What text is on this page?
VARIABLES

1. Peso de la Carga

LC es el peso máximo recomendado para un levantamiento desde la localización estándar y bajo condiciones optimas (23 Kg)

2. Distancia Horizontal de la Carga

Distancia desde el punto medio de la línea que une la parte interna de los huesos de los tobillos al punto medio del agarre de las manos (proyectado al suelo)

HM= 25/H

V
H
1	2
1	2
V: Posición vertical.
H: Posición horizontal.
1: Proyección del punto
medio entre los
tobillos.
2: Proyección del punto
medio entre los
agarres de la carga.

※ ※ ※

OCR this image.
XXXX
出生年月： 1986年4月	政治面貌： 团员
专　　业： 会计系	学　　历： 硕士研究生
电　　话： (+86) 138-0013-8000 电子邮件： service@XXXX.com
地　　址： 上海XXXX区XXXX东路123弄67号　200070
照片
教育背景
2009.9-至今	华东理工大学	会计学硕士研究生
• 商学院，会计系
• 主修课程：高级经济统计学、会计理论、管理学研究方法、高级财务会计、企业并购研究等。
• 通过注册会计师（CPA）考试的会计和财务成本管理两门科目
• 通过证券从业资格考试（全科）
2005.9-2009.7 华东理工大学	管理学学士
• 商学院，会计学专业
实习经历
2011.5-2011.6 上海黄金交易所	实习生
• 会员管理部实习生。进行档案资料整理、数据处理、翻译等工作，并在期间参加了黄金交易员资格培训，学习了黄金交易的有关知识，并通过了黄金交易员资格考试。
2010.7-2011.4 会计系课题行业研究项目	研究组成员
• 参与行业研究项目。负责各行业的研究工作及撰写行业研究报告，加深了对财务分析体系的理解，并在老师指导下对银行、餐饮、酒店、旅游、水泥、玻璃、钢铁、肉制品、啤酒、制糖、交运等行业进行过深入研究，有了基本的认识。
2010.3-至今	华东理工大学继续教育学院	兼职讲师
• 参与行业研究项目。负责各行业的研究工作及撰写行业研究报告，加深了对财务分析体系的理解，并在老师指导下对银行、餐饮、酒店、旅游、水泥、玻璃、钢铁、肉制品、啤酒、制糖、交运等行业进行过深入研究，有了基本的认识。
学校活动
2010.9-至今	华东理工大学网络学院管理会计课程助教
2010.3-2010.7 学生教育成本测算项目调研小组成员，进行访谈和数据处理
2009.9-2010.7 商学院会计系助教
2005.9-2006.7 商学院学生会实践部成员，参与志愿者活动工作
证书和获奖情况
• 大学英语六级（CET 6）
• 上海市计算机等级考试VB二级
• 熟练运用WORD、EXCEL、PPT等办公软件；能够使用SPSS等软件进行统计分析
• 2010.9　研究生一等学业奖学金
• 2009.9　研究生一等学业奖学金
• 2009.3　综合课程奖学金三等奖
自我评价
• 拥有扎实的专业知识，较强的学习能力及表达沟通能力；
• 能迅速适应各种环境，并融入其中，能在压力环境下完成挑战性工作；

※ ※ ※

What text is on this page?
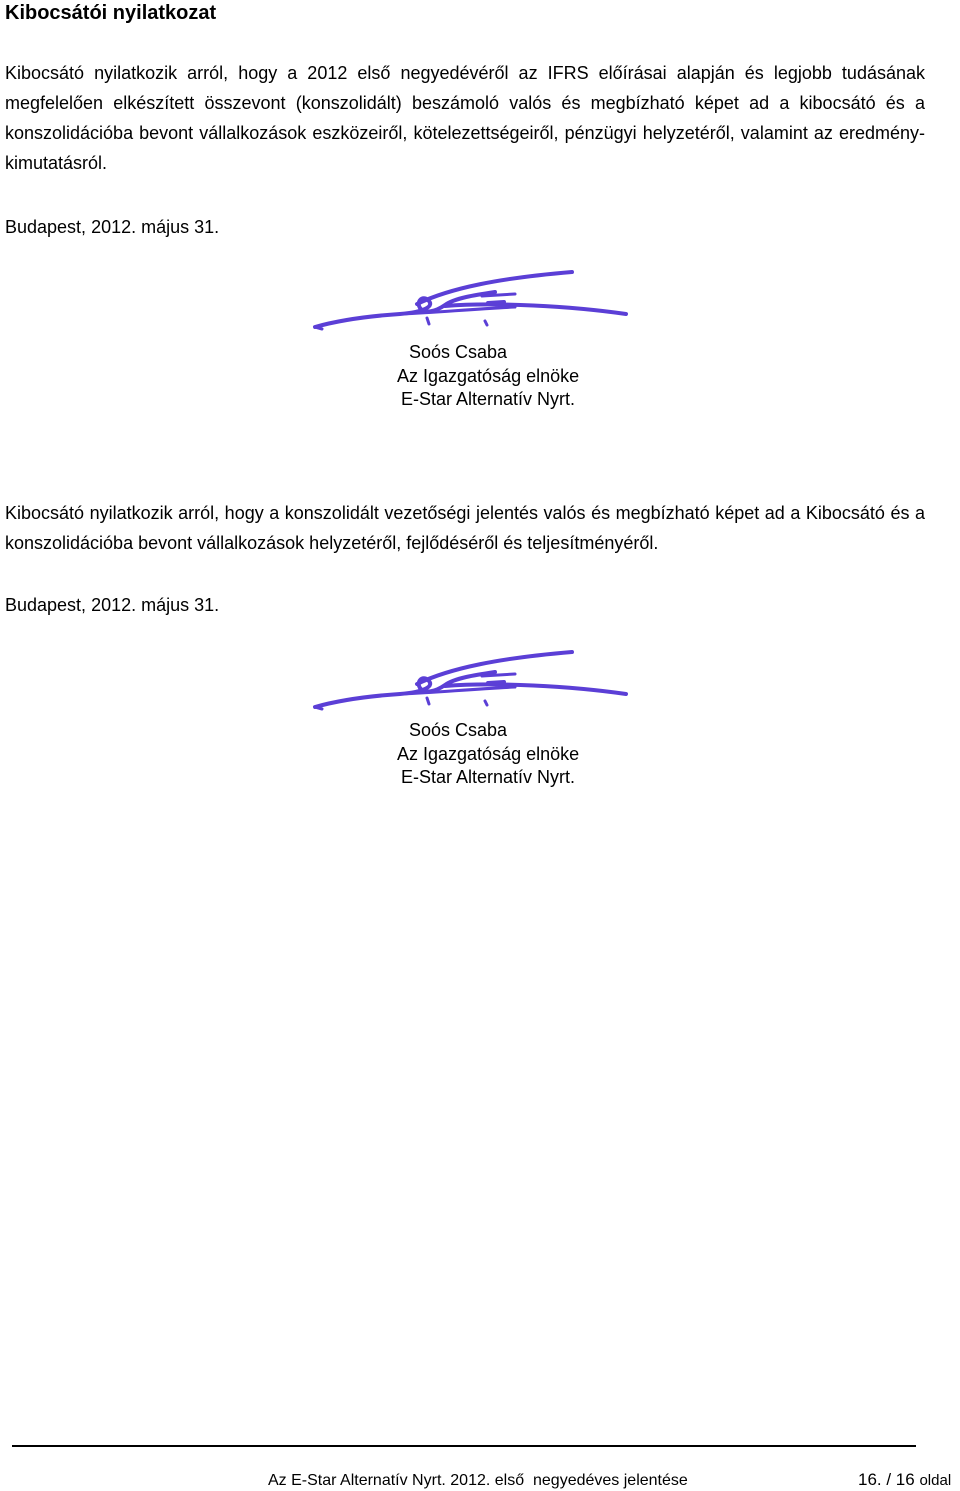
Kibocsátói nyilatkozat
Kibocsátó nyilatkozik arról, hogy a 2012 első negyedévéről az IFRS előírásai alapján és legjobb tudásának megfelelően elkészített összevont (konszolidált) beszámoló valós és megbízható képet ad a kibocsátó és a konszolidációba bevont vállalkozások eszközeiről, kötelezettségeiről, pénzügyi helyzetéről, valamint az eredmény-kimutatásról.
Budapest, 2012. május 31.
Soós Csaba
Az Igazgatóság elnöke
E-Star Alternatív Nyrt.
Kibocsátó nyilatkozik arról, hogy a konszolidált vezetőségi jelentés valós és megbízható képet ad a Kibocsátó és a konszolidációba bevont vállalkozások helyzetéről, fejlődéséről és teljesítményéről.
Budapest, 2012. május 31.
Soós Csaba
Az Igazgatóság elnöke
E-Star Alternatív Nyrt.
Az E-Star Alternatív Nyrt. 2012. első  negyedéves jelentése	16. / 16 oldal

※ ※ ※

■ The request ■
Identify the lines in the entries that hold "研究生一等学业奖学金" and return each one.

■ Right answer ■
• 2010.9　研究生一等学业奖学金
• 2009.9　研究生一等学业奖学金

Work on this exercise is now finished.